Data extract:
* * * * * * *
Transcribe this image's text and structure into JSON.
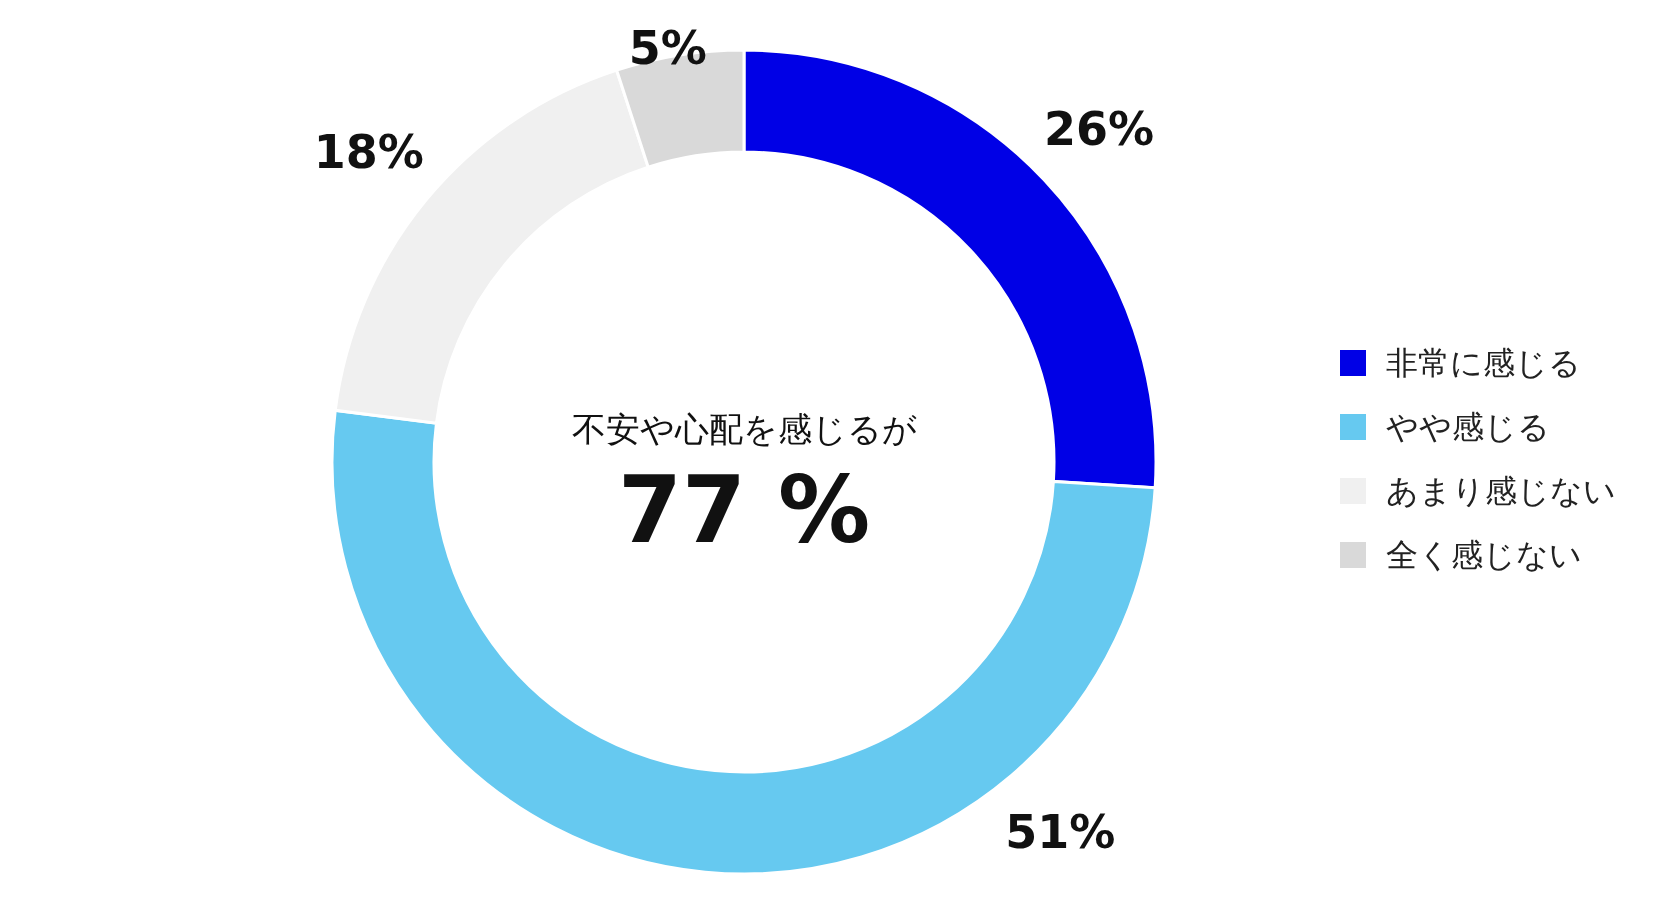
{
  "chart_data": {
    "type": "donut",
    "categories": [
      "非常に感じる",
      "やや感じる",
      "あまり感じない",
      "全く感じない"
    ],
    "values": [
      26,
      51,
      18,
      5
    ],
    "colors": [
      "#0000e6",
      "#66c9f0",
      "#f0f0f0",
      "#d9d9d9"
    ],
    "value_labels": [
      "26%",
      "51%",
      "18%",
      "5%"
    ],
    "annotations": [
      "不安や心配を感じるが",
      "77 %"
    ],
    "legend": "right"
  }
}
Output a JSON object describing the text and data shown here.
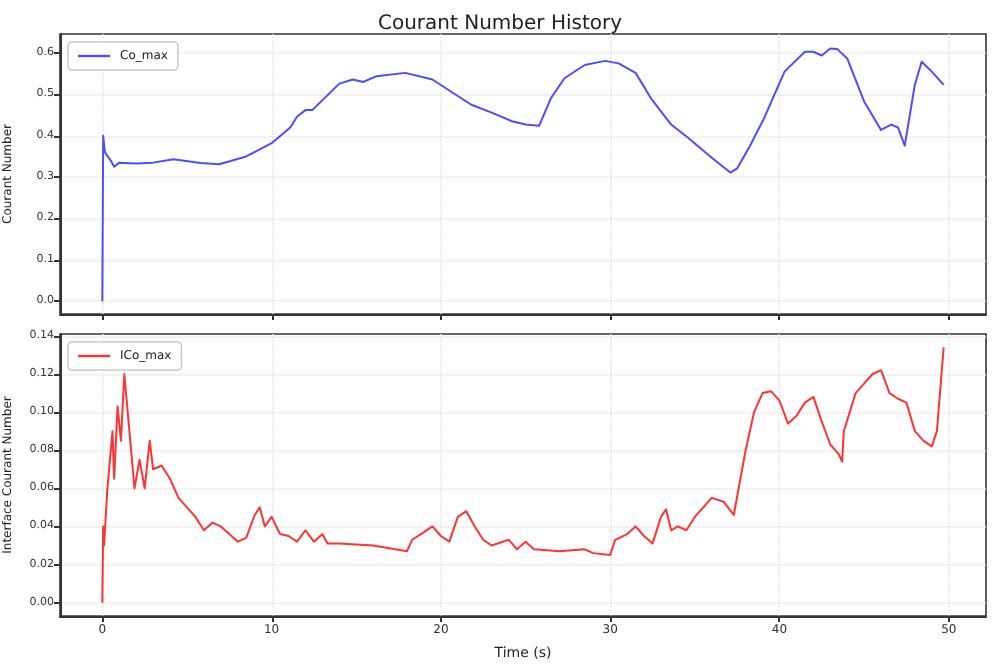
* * * * * * *
Exercise prompt: Exclude the pictures and transcribe all of the entries exactly.

Task solution:
Transcribe this image's text and structure into JSON.
{
  "chart_data": {
    "type": "donut",
    "categories": [
      "非常に感じる",
      "やや感じる",
      "あまり感じない",
      "全く感じない"
    ],
    "values": [
      26,
      51,
      18,
      5
    ],
    "colors": [
      "#0000e6",
      "#66c9f0",
      "#f0f0f0",
      "#d9d9d9"
    ],
    "value_labels": [
      "26%",
      "51%",
      "18%",
      "5%"
    ],
    "annotations": [
      "不安や心配を感じるが",
      "77 %"
    ],
    "legend": "right"
  }
}
Output a JSON object describing the text and data shown here.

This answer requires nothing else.